Copy the items below exactly as they appear, from their first line through the line containing "- close-icon[interactable]: [241, 40, 250, 49]", including both of those lines.

▶ RECORDS FOR THIS EXERCISE
◇ ◇ ◇ ◇ ◇ ◇ ◇

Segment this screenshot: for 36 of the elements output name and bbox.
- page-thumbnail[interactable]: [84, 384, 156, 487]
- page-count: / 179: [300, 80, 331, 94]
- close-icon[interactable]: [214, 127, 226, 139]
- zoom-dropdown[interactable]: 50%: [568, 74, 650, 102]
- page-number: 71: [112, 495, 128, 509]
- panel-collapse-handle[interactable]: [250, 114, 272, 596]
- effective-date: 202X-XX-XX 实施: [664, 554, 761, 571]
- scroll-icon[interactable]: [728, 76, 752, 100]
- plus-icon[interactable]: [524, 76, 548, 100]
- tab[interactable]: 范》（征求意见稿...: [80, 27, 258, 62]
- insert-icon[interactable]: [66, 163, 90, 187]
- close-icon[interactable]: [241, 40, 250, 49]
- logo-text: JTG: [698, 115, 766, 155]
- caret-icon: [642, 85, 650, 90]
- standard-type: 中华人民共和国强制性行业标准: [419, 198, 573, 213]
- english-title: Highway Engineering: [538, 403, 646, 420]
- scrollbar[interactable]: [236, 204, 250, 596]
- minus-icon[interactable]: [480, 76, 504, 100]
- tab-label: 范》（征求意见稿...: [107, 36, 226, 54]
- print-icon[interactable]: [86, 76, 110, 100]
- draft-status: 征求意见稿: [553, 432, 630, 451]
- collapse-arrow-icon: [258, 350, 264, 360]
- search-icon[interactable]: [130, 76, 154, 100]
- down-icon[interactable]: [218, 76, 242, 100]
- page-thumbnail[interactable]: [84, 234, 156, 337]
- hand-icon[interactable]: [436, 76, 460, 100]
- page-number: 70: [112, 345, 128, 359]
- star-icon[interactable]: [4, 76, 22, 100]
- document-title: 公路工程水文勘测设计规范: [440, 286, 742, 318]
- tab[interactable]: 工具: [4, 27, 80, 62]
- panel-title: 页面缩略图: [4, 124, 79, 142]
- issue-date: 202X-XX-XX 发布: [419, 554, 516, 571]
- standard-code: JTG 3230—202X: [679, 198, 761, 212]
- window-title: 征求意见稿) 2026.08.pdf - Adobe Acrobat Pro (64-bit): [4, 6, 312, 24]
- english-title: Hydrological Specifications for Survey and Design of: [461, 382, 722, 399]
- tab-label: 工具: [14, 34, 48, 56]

◇ ◇ ◇ ◇ ◇ ◇ ◇

▶ REPLY
Segment this screenshot: for 36 of the elements output name and bbox.
- page-thumbnail[interactable]: [84, 384, 156, 487]
- page-count: / 179: [300, 80, 331, 94]
- close-icon[interactable]: [214, 127, 226, 139]
- zoom-dropdown[interactable]: 50%: [568, 74, 650, 102]
- page-number: 71: [112, 495, 128, 509]
- panel-collapse-handle[interactable]: [250, 114, 272, 596]
- effective-date: 202X-XX-XX 实施: [664, 554, 761, 571]
- scroll-icon[interactable]: [728, 76, 752, 100]
- plus-icon[interactable]: [524, 76, 548, 100]
- tab[interactable]: 范》（征求意见稿...: [80, 27, 258, 62]
- insert-icon[interactable]: [66, 163, 90, 187]
- close-icon[interactable]: [241, 40, 250, 49]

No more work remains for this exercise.